:: Exercise prompt ::
Quote the entries word for word. Omit the pictures.

:: Provided data ::
★ ★ ★

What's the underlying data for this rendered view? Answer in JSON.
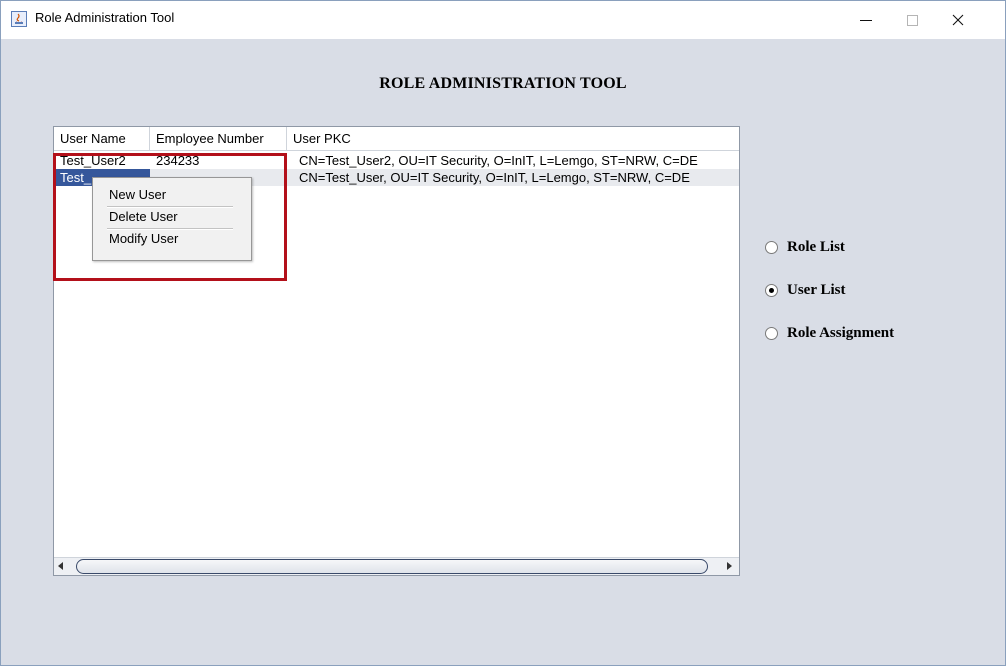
{
  "window": {
    "title": "Role Administration Tool"
  },
  "heading": "ROLE ADMINISTRATION TOOL",
  "table": {
    "columns": [
      "User Name",
      "Employee Number",
      "User PKC"
    ],
    "rows": [
      {
        "user_name": "Test_User2",
        "employee_number": "234233",
        "user_pkc": "CN=Test_User2, OU=IT Security, O=InIT, L=Lemgo, ST=NRW, C=DE"
      },
      {
        "user_name": "Test_",
        "employee_number": "",
        "user_pkc": "CN=Test_User, OU=IT Security, O=InIT, L=Lemgo, ST=NRW, C=DE"
      }
    ]
  },
  "context_menu": {
    "items": [
      "New User",
      "Delete User",
      "Modify User"
    ]
  },
  "radios": [
    {
      "label": "Role List",
      "checked": false
    },
    {
      "label": "User List",
      "checked": true
    },
    {
      "label": "Role Assignment",
      "checked": false
    }
  ],
  "colors": {
    "background": "#d9dde6",
    "selection": "#35579b",
    "highlight_border": "#b3101a"
  }
}
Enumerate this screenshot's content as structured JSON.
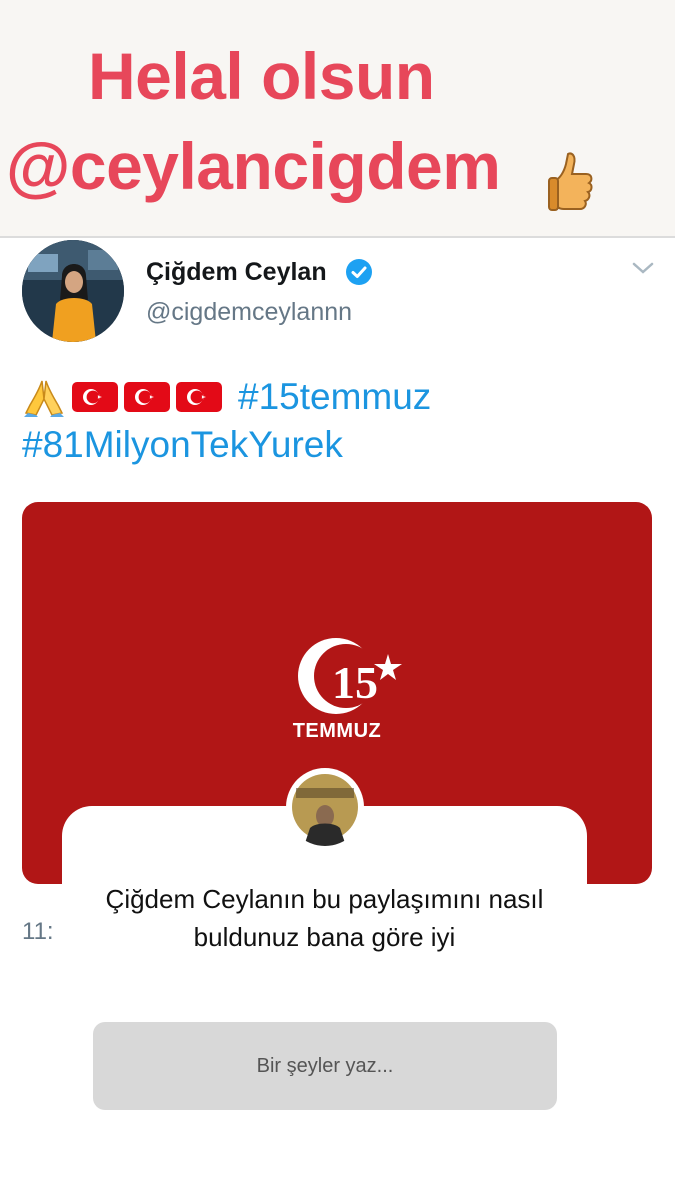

★ ★ ★

:: Written answer ::
What's the underlying data for this rendered view? Answer in JSON.
{
  "window": {
    "title": "Role Administration Tool"
  },
  "heading": "ROLE ADMINISTRATION TOOL",
  "table": {
    "columns": [
      "User Name",
      "Employee Number",
      "User PKC"
    ],
    "rows": [
      {
        "user_name": "Test_User2",
        "employee_number": "234233",
        "user_pkc": "CN=Test_User2, OU=IT Security, O=InIT, L=Lemgo, ST=NRW, C=DE"
      },
      {
        "user_name": "Test_",
        "employee_number": "",
        "user_pkc": "CN=Test_User, OU=IT Security, O=InIT, L=Lemgo, ST=NRW, C=DE"
      }
    ]
  },
  "context_menu": {
    "items": [
      "New User",
      "Delete User",
      "Modify User"
    ]
  },
  "radios": [
    {
      "label": "Role List",
      "checked": false
    },
    {
      "label": "User List",
      "checked": true
    },
    {
      "label": "Role Assignment",
      "checked": false
    }
  ],
  "colors": {
    "background": "#d9dde6",
    "selection": "#35579b",
    "highlight_border": "#b3101a"
  }
}
Enumerate this screenshot's content as structured JSON.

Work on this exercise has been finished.